- **Aim**
Using the listing below, please gather every line containing the word "stochastic".

Stored dataset items

## Begin

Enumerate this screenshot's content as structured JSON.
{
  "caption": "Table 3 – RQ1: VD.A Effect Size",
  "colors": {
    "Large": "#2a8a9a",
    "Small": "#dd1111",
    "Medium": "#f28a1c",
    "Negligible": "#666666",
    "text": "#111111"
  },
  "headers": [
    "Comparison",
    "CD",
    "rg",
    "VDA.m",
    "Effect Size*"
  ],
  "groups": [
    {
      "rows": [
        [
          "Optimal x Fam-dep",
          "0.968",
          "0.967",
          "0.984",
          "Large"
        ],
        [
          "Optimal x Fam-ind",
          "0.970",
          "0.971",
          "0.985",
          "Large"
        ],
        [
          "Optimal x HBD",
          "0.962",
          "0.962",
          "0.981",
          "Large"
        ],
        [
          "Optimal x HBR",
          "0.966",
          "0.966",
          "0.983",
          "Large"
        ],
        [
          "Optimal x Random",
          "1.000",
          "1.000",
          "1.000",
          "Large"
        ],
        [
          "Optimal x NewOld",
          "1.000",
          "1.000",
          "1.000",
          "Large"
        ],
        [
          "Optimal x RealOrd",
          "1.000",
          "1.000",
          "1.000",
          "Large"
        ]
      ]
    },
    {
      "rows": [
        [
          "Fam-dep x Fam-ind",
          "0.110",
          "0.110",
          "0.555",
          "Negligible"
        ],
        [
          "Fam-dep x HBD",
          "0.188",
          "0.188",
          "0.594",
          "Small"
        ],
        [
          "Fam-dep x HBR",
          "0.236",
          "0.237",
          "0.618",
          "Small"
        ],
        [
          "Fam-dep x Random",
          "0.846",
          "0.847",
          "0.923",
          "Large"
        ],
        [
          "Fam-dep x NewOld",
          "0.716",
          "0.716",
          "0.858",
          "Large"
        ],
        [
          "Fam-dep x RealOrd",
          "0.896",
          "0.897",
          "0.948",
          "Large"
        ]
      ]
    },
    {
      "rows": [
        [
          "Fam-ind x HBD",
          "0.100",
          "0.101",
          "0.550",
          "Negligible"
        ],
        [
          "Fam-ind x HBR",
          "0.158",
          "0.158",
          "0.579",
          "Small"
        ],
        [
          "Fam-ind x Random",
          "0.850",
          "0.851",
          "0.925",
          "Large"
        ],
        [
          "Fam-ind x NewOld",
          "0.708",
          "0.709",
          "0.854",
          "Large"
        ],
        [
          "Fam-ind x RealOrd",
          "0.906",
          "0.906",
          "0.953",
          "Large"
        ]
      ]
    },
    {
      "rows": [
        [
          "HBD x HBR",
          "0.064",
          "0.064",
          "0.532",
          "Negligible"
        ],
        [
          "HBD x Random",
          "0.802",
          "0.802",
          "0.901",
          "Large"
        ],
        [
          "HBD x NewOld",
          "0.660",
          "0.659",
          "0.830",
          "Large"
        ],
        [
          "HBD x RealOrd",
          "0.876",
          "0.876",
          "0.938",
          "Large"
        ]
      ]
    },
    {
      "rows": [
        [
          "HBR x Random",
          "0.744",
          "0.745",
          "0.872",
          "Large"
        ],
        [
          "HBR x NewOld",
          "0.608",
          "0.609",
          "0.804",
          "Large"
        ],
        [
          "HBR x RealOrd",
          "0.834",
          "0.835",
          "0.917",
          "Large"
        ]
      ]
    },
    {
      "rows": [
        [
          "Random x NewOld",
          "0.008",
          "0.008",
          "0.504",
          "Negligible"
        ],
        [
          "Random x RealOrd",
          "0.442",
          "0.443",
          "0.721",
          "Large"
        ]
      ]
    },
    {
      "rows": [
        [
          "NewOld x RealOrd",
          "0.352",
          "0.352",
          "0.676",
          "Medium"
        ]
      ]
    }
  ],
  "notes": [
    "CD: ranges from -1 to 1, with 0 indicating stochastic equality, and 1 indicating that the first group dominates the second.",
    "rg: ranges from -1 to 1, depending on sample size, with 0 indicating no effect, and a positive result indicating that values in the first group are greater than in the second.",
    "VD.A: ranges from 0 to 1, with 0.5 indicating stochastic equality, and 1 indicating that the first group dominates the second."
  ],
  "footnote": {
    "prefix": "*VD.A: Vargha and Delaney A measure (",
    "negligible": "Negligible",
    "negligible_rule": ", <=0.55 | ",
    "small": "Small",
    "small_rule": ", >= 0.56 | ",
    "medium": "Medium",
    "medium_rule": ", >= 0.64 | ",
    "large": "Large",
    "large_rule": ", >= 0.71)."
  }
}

## End

- **Response to the exercise**
    "CD: ranges from -1 to 1, with 0 indicating stochastic equality, and 1 indicating that the first group dominates the second.",
    "VD.A: ranges from 0 to 1, with 0.5 indicating stochastic equality, and 1 indicating that the first group dominates the second."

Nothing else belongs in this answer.